_SCHRIFTELIJKE OPDRACHT_
Geef het onderstaande fragment over de nabehandeling van effluent volledig en letterlijk opnieuw weer.

_TE LEZEN FRAGMENT_
Omdat deze processen voor nabehandeling van effluent zo duur zijn en ook veel energie
vragen ligt het voor de hand om na te gaan of zo een "harde scheiding " tussen
waterzuivering en oppervlaktewater logisch is. T.H.L. Claassen van het Waterschap
Friesland gaf met zijn inzending voor de prijsvraag bij het 25-jarig jubileum van de Stowa
hiervoor een goed denkraam. Hij won met zijn inzending over het 3 D-schakelsysteem
(hoofdstuk 8 in: [6]) de tweede prijs. Het 3 D-schakelsysteem geeft aan dat er tussen het
emissiespoor en het waterkwaliteitsspoor in plaats van een harde scheiding of niemandsland
een verbinding mogelijk is. Claassen noemt dit een verbinding door het restreinigingsspoor
: het schakelsysteem als harmonicamodel. Zie figuur 1.

Items uit een dataset:
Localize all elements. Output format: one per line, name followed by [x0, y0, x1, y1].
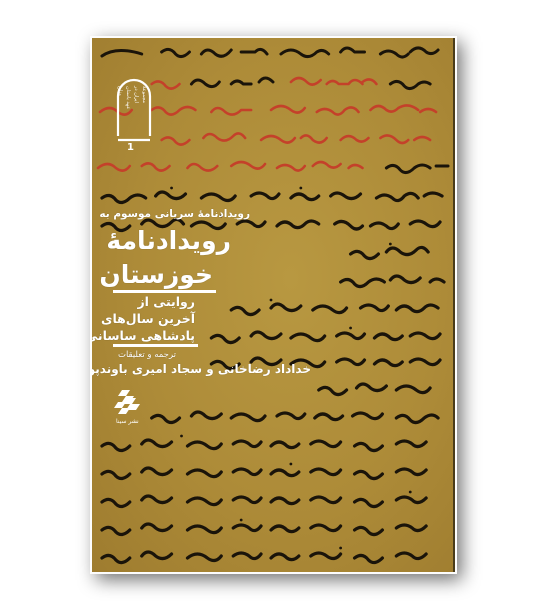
- description-divider: [113, 344, 198, 347]
- book-subtitle: رویدادنامۀ سریانی موسوم به: [99, 208, 250, 220]
- translation-label: ترجمه و تعلیقات: [118, 350, 176, 360]
- book-title-line-2: خوزستان: [99, 260, 213, 289]
- publisher-logo-icon: [114, 388, 142, 418]
- book-title-line-1: رویدادنامۀ: [106, 226, 231, 255]
- translators-names: خداداد رضاخانی و سجاد امیری باوندپور: [92, 362, 311, 376]
- title-divider: [113, 290, 216, 293]
- book-cover: مجموعهٔ ایران در عهد باستان منابع 1 روید…: [90, 36, 457, 574]
- cover-artwork: مجموعهٔ ایران در عهد باستان منابع 1 روید…: [92, 38, 455, 572]
- description-line-3: پادشاهی ساسانی: [92, 328, 195, 343]
- publisher-name: نشر سینا: [116, 418, 139, 425]
- title-block: رویدادنامۀ سریانی موسوم به رویدادنامۀ خو…: [92, 38, 453, 572]
- description-line-1: روایتی از: [137, 294, 195, 309]
- description-line-2: آخرین سال‌های: [101, 311, 195, 326]
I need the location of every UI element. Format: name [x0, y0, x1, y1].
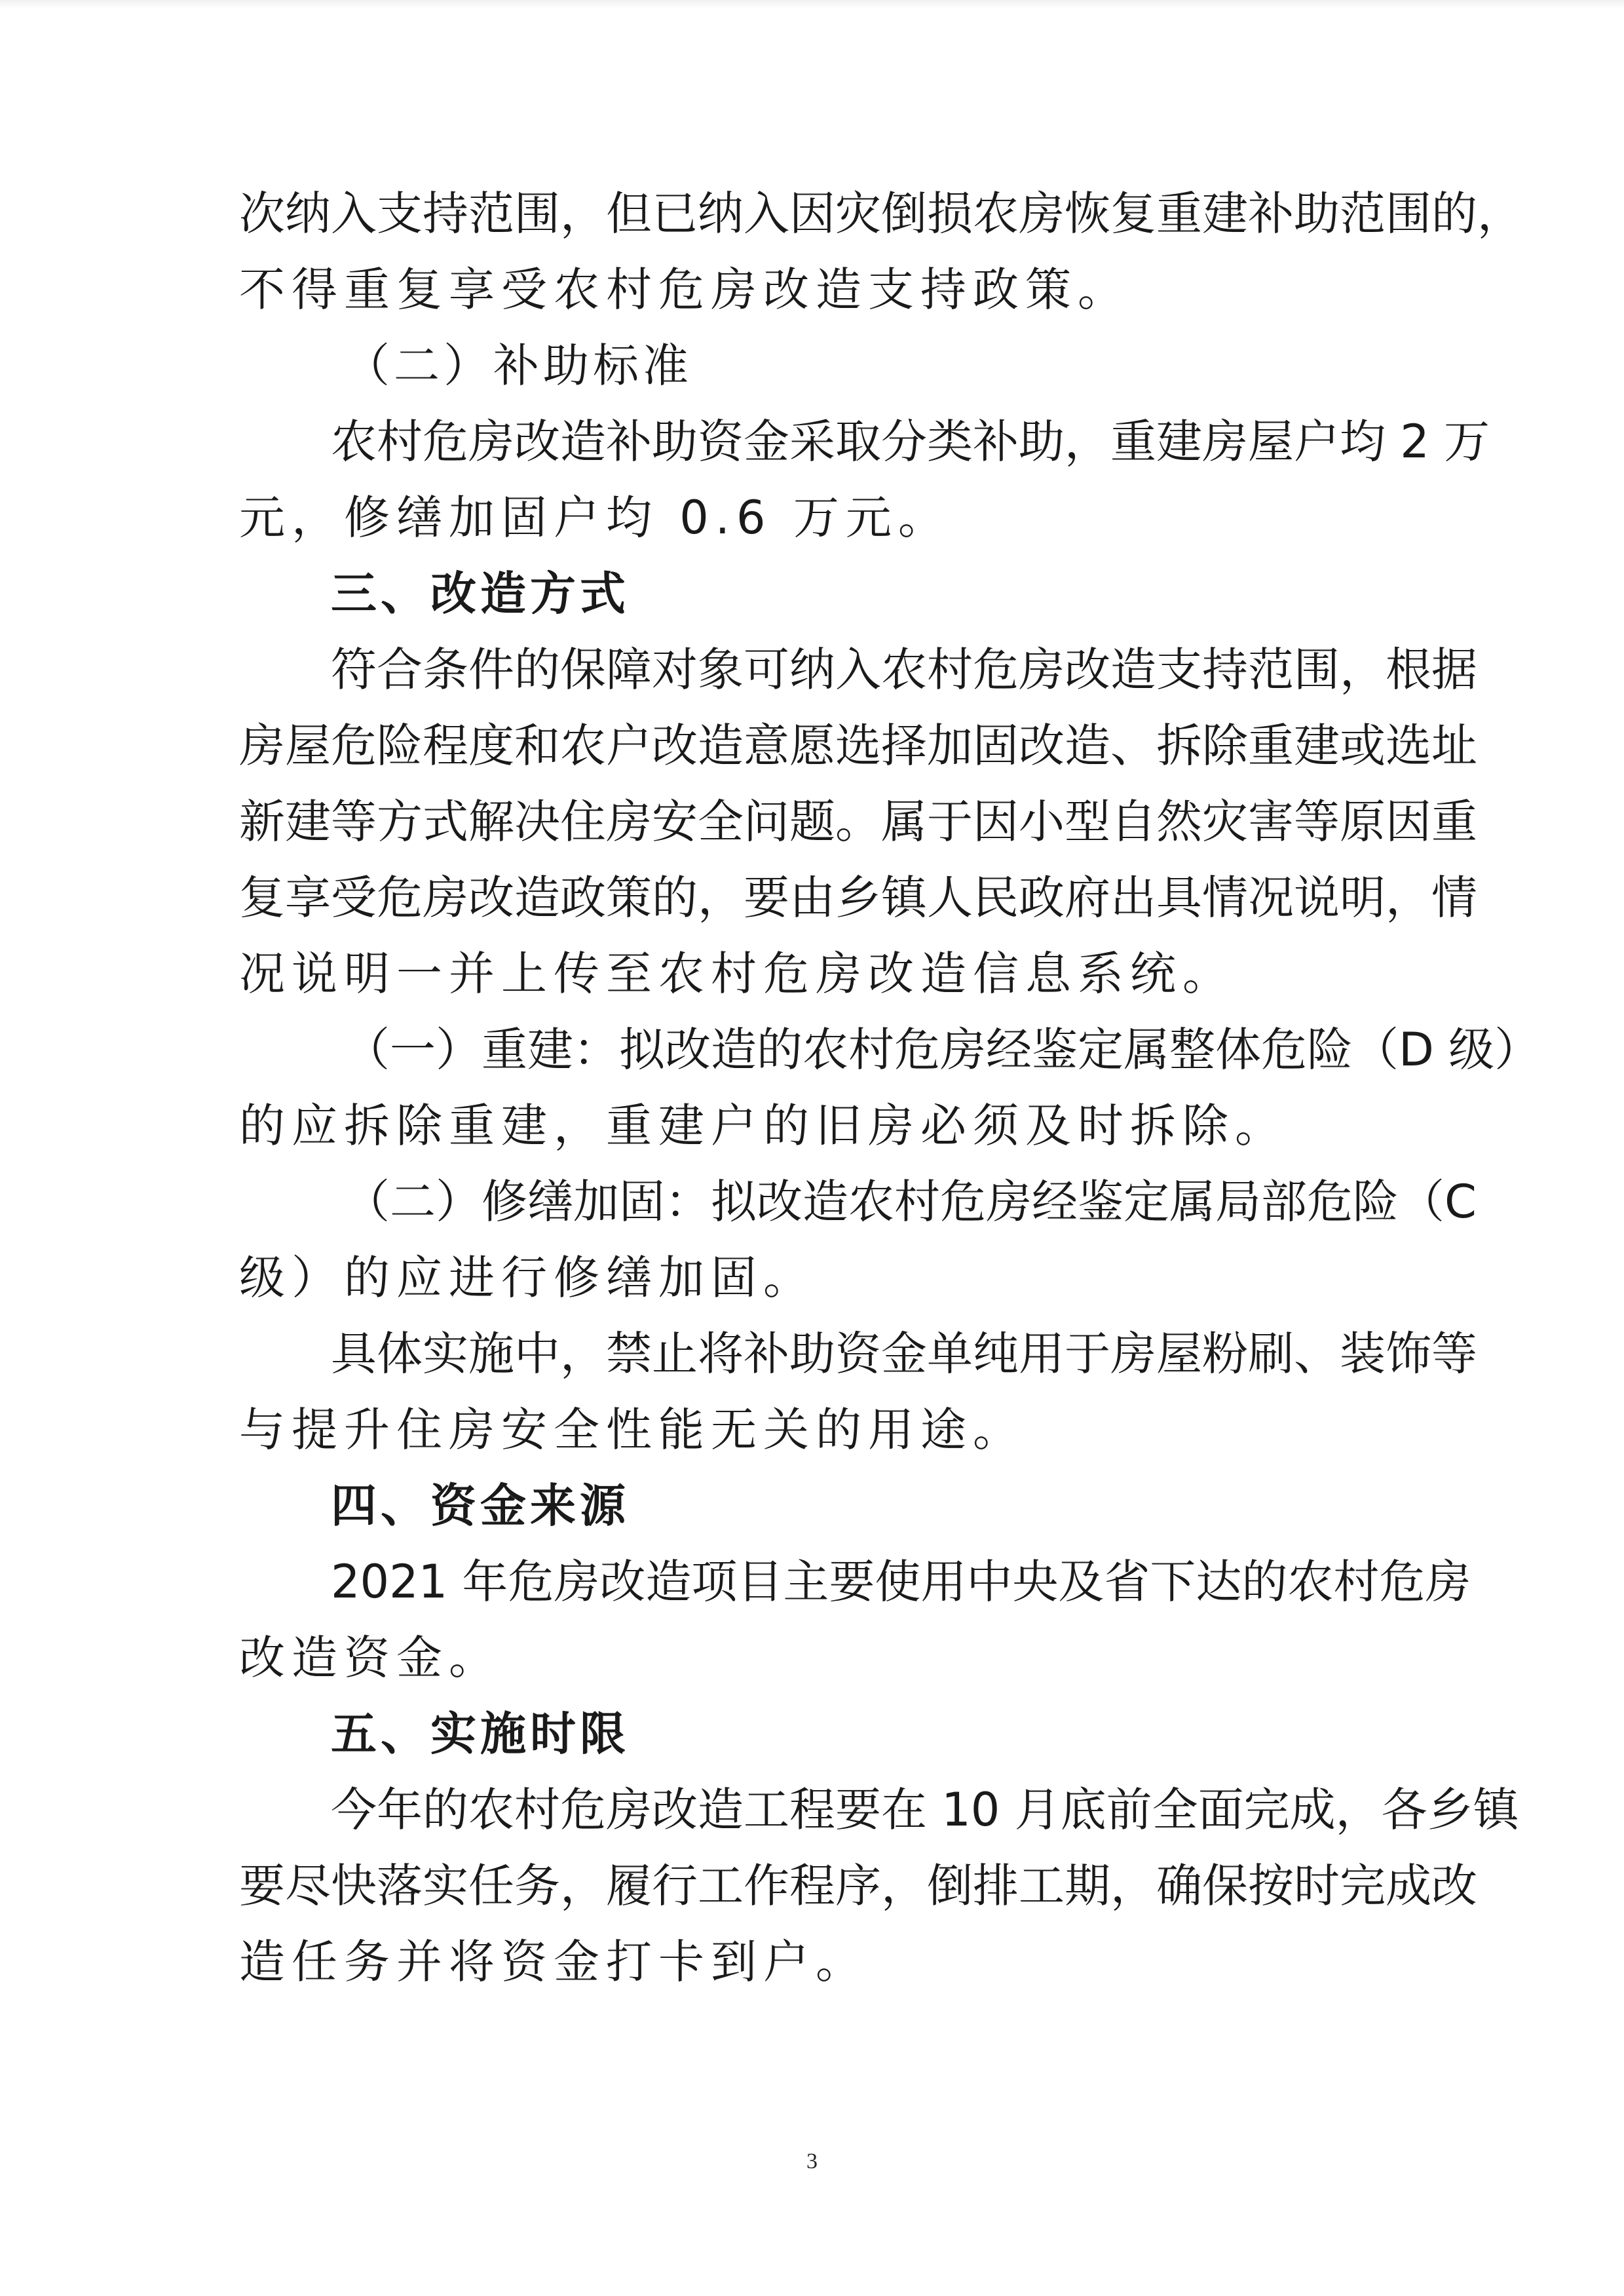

_HET RESULTAAT_
Omdat deze processen voor nabehandeling van effluent zo duur zijn en ook veel energie
vragen ligt het voor de hand om na te gaan of zo een "harde scheiding " tussen
waterzuivering en oppervlaktewater logisch is. T.H.L. Claassen van het Waterschap
Friesland gaf met zijn inzending voor de prijsvraag bij het 25-jarig jubileum van de Stowa
hiervoor een goed denkraam. Hij won met zijn inzending over het 3 D-schakelsysteem
(hoofdstuk 8 in: [6]) de tweede prijs. Het 3 D-schakelsysteem geeft aan dat er tussen het
emissiespoor en het waterkwaliteitsspoor in plaats van een harde scheiding of niemandsland
een verbinding mogelijk is. Claassen noemt dit een verbinding door het restreinigingsspoor
: het schakelsysteem als harmonicamodel. Zie figuur 1.